Data extracted from a collection:
════════════════
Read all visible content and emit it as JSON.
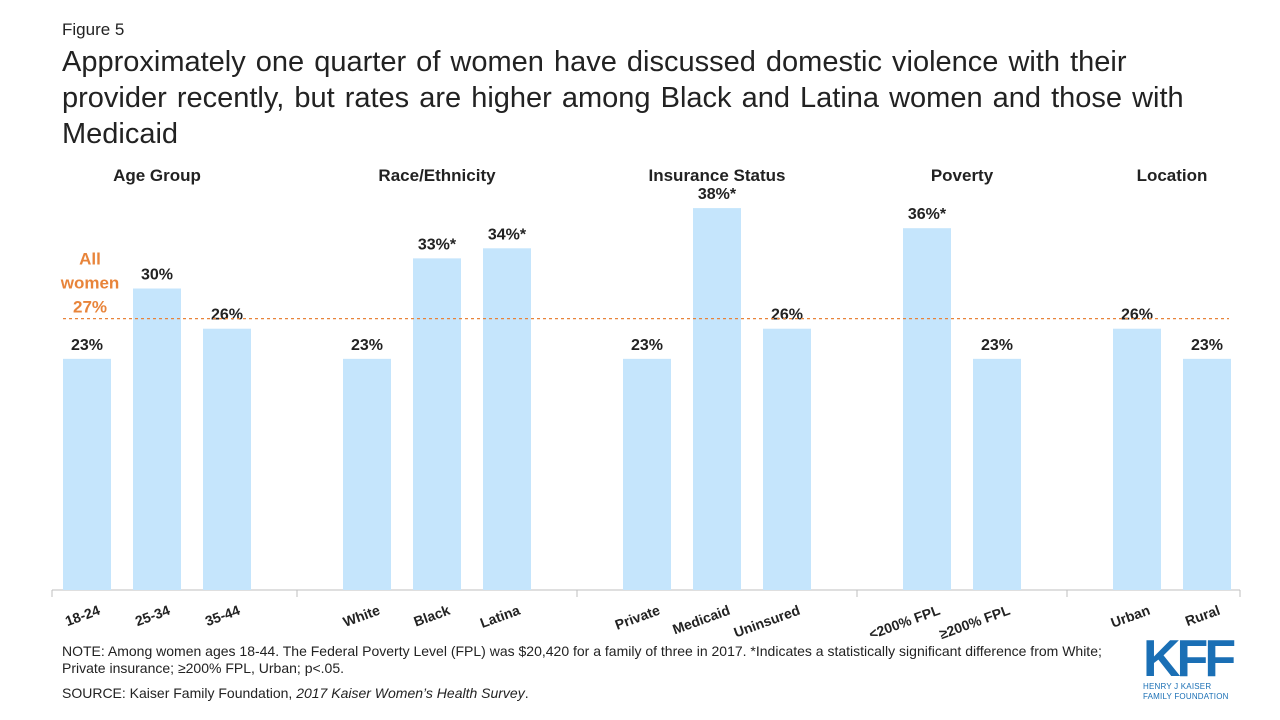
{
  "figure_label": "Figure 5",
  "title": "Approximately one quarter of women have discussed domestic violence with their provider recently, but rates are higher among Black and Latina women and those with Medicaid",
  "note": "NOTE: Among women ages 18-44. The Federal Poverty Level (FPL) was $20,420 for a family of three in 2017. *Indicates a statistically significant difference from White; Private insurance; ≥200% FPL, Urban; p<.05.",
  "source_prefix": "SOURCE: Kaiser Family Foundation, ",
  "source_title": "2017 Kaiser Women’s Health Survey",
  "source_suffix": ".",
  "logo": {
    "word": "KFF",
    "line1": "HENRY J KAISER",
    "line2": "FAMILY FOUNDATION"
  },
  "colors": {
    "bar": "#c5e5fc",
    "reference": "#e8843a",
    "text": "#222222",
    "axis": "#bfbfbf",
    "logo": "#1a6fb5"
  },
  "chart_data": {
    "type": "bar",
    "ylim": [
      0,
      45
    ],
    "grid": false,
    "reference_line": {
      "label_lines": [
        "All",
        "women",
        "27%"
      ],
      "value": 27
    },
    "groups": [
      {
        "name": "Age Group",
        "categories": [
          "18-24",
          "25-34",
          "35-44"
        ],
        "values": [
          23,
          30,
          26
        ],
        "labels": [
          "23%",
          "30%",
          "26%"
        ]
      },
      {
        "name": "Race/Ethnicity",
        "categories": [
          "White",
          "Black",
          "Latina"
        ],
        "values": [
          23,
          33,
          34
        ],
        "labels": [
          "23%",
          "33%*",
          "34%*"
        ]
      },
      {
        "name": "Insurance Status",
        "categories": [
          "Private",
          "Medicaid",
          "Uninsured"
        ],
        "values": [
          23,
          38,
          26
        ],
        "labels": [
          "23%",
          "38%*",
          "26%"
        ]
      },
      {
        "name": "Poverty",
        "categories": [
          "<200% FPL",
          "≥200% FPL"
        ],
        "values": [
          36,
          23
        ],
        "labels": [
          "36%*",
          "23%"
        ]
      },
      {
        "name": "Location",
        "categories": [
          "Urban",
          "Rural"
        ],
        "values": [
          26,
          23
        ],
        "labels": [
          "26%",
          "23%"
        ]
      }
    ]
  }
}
════════════════
The problem
Reproduce the full listing above verbatim, with no pictures included.

Exercise solution
Read all visible content and emit it as JSON.
{
  "figure_label": "Figure 5",
  "title": "Approximately one quarter of women have discussed domestic violence with their provider recently, but rates are higher among Black and Latina women and those with Medicaid",
  "note": "NOTE: Among women ages 18-44. The Federal Poverty Level (FPL) was $20,420 for a family of three in 2017. *Indicates a statistically significant difference from White; Private insurance; ≥200% FPL, Urban; p<.05.",
  "source_prefix": "SOURCE: Kaiser Family Foundation, ",
  "source_title": "2017 Kaiser Women’s Health Survey",
  "source_suffix": ".",
  "logo": {
    "word": "KFF",
    "line1": "HENRY J KAISER",
    "line2": "FAMILY FOUNDATION"
  },
  "colors": {
    "bar": "#c5e5fc",
    "reference": "#e8843a",
    "text": "#222222",
    "axis": "#bfbfbf",
    "logo": "#1a6fb5"
  },
  "chart_data": {
    "type": "bar",
    "ylim": [
      0,
      45
    ],
    "grid": false,
    "reference_line": {
      "label_lines": [
        "All",
        "women",
        "27%"
      ],
      "value": 27
    },
    "groups": [
      {
        "name": "Age Group",
        "categories": [
          "18-24",
          "25-34",
          "35-44"
        ],
        "values": [
          23,
          30,
          26
        ],
        "labels": [
          "23%",
          "30%",
          "26%"
        ]
      },
      {
        "name": "Race/Ethnicity",
        "categories": [
          "White",
          "Black",
          "Latina"
        ],
        "values": [
          23,
          33,
          34
        ],
        "labels": [
          "23%",
          "33%*",
          "34%*"
        ]
      },
      {
        "name": "Insurance Status",
        "categories": [
          "Private",
          "Medicaid",
          "Uninsured"
        ],
        "values": [
          23,
          38,
          26
        ],
        "labels": [
          "23%",
          "38%*",
          "26%"
        ]
      },
      {
        "name": "Poverty",
        "categories": [
          "<200% FPL",
          "≥200% FPL"
        ],
        "values": [
          36,
          23
        ],
        "labels": [
          "36%*",
          "23%"
        ]
      },
      {
        "name": "Location",
        "categories": [
          "Urban",
          "Rural"
        ],
        "values": [
          26,
          23
        ],
        "labels": [
          "26%",
          "23%"
        ]
      }
    ]
  }
}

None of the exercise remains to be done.